**REQUIRED WORK**
From the listing below, extract every line containing "electrode".

-*-*-

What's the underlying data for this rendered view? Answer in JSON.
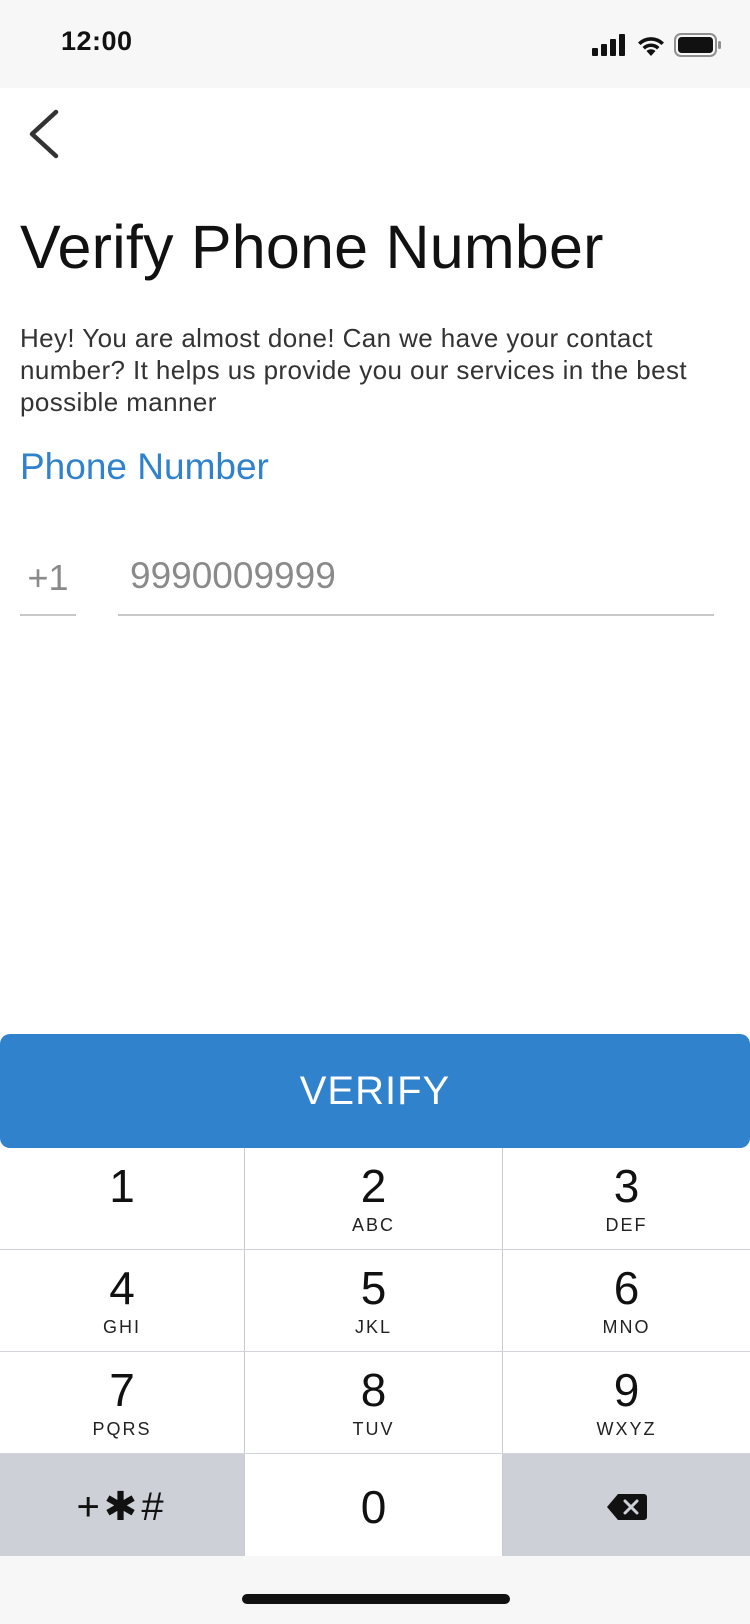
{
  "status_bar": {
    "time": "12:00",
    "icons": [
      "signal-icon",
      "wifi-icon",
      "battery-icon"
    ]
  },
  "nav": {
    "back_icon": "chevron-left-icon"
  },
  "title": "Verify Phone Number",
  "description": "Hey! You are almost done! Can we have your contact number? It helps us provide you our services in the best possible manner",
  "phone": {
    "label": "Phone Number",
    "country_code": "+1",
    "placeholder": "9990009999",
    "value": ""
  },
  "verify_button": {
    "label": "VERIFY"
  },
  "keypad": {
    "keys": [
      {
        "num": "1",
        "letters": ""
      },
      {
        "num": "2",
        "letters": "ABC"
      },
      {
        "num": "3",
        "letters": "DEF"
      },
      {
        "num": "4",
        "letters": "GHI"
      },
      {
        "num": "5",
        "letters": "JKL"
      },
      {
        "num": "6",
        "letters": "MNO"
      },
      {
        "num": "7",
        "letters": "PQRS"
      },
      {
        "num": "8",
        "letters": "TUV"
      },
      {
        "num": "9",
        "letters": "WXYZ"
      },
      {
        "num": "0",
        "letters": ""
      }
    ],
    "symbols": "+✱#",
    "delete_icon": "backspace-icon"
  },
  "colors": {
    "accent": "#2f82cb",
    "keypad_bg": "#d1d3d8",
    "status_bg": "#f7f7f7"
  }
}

-*-*-

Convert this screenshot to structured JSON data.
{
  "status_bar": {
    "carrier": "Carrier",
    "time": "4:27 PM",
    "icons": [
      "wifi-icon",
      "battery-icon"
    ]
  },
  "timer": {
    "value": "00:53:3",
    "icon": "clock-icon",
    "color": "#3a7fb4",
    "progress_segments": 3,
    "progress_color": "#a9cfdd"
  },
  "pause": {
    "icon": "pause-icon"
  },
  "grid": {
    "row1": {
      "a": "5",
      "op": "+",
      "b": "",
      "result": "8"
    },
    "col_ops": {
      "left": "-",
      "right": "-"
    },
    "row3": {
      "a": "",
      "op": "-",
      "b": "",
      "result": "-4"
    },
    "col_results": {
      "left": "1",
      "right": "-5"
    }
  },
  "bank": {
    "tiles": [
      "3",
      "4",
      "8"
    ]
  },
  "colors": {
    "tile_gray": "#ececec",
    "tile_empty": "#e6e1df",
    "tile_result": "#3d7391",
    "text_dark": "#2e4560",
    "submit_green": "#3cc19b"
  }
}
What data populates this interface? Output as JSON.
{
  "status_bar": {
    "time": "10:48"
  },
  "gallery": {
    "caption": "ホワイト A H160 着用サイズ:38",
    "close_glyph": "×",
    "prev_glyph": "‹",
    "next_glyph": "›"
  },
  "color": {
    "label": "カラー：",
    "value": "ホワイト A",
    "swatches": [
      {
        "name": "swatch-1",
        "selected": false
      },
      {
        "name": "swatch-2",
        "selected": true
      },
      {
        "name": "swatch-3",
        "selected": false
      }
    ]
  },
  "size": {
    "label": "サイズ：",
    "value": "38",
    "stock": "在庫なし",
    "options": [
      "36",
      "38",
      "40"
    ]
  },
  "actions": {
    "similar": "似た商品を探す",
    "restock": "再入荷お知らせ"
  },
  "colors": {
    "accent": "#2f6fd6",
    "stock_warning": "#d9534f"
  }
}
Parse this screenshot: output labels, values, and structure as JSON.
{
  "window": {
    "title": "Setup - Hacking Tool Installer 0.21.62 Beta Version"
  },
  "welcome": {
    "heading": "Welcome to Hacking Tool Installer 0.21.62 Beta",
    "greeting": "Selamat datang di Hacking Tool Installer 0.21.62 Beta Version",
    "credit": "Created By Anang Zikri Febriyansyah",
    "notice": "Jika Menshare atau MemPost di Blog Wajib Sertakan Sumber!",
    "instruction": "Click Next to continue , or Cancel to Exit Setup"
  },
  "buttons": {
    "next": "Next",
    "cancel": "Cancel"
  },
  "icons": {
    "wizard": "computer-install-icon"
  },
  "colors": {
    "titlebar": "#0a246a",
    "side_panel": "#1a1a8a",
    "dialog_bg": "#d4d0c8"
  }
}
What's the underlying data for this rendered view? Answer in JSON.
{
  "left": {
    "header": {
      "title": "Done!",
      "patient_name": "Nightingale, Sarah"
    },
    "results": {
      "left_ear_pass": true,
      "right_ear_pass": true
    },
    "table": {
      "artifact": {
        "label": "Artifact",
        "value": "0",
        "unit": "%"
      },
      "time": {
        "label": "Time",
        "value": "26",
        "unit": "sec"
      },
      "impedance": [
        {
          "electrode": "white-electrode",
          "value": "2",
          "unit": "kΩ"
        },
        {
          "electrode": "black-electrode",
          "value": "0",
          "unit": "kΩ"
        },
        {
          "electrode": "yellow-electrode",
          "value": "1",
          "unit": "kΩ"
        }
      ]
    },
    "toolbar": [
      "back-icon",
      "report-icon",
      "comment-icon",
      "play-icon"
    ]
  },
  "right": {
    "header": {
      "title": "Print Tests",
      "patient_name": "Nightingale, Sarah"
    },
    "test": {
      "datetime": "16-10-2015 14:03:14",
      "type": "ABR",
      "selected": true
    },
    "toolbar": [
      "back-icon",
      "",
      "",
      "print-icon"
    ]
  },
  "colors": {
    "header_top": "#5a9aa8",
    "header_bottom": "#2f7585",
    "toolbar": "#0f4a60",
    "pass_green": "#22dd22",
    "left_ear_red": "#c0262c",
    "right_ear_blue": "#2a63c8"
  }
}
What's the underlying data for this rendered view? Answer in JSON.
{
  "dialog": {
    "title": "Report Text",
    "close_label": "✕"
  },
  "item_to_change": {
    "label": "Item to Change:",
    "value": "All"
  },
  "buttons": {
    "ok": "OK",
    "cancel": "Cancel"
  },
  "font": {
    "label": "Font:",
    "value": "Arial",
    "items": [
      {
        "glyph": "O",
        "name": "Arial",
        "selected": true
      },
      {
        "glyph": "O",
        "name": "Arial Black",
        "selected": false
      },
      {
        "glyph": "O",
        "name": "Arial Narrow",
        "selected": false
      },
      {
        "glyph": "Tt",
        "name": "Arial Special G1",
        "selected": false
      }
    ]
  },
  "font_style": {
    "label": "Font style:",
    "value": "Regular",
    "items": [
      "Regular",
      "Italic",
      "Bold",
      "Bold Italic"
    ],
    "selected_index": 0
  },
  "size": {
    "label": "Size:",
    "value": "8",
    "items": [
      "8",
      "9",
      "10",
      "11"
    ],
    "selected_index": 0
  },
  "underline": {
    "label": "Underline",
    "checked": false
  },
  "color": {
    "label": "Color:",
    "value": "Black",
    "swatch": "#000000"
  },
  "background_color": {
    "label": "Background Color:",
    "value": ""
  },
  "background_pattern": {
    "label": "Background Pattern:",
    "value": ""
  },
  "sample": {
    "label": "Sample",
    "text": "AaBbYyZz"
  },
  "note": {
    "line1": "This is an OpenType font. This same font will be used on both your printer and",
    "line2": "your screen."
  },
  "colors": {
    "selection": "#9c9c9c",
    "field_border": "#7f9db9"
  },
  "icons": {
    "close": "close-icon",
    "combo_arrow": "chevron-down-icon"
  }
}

-*-*-

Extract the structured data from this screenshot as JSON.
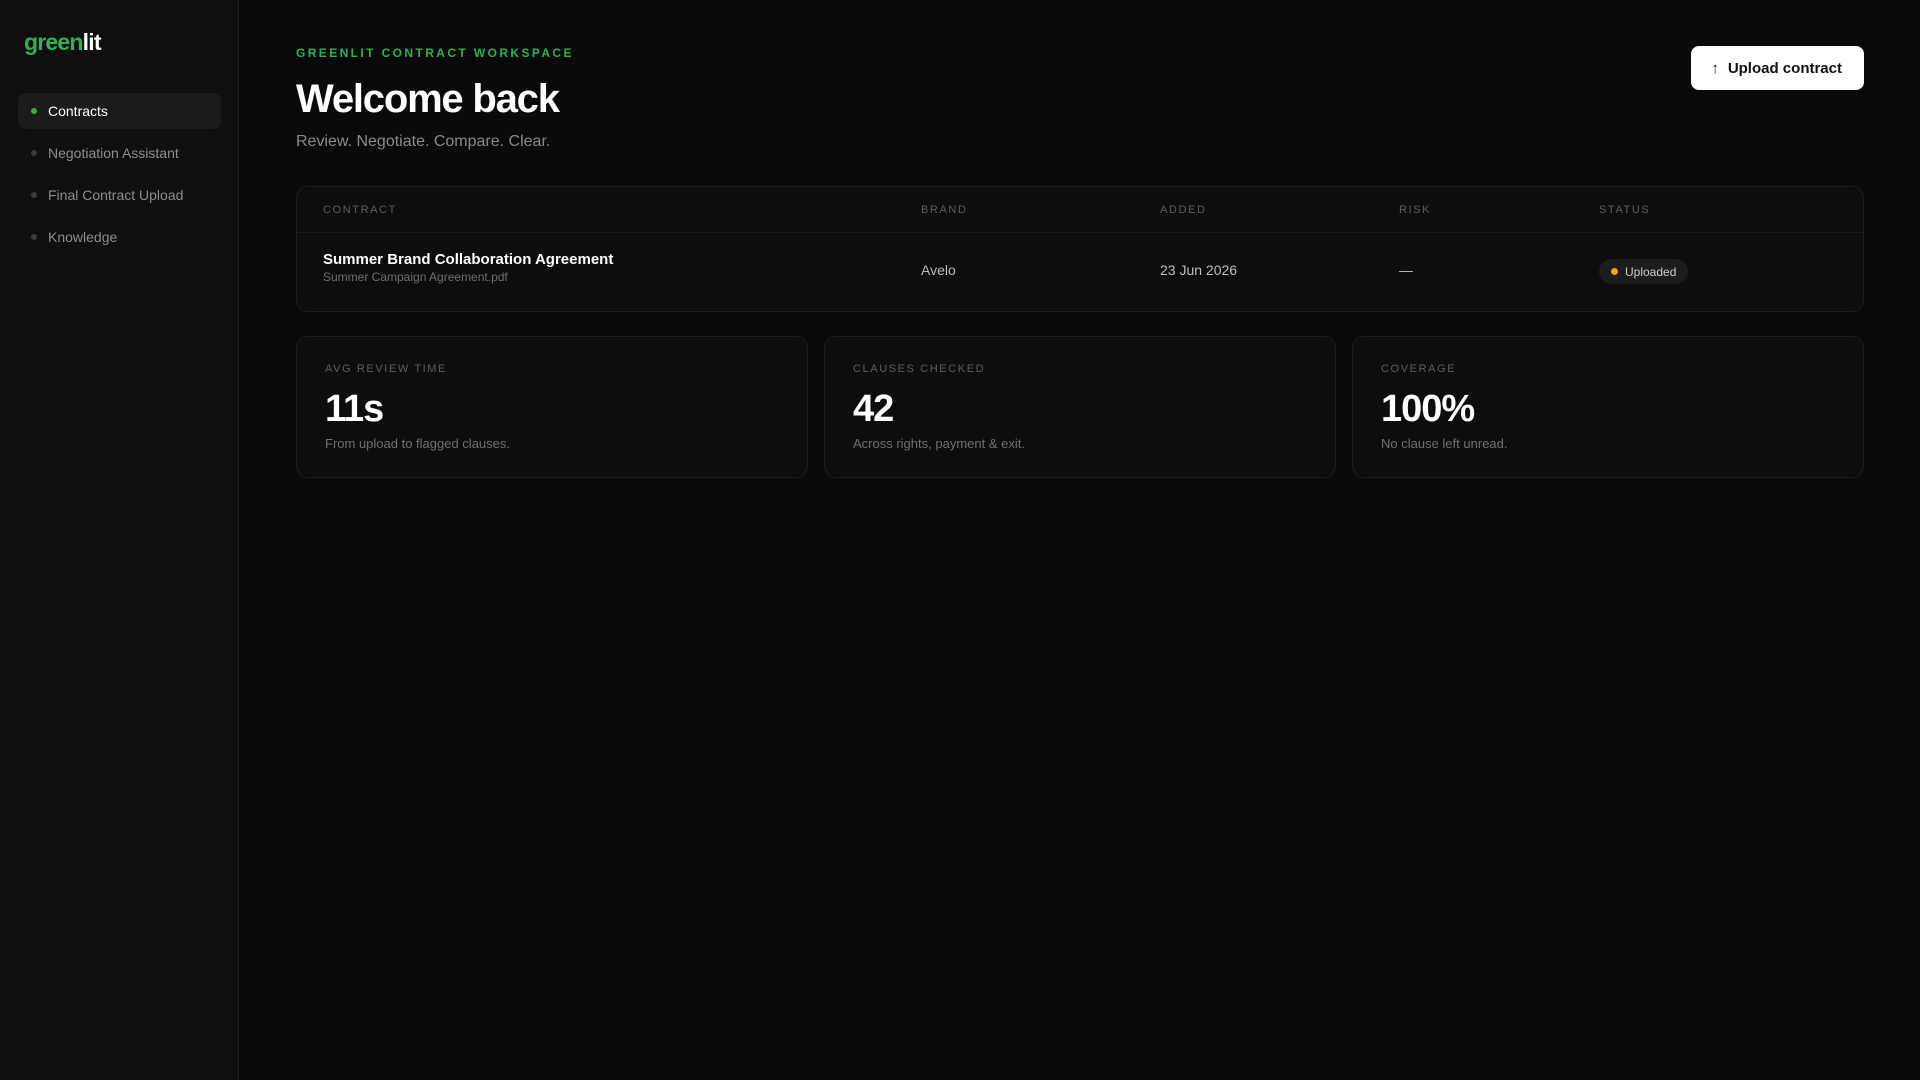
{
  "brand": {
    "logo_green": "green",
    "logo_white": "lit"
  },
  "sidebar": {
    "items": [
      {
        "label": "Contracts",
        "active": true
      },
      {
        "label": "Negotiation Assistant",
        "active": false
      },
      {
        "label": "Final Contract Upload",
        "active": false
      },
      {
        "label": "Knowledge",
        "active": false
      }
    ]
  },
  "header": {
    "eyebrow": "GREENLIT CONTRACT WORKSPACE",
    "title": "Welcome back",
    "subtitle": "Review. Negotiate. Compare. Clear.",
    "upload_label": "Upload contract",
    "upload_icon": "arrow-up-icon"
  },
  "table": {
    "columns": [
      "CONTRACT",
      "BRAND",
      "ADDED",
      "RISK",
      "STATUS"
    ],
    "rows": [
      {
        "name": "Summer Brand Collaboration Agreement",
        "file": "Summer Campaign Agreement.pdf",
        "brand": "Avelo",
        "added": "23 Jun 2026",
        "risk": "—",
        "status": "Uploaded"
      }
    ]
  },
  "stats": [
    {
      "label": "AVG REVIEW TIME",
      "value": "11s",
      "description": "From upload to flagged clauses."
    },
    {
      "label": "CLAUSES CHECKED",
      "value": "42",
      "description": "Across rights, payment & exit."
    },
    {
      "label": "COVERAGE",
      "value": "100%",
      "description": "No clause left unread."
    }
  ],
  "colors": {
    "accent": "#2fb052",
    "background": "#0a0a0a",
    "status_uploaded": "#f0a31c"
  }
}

-*-*-

**THE RESPONSE**
          "electrode": "white-electrode",
          "electrode": "black-electrode",
          "electrode": "yellow-electrode",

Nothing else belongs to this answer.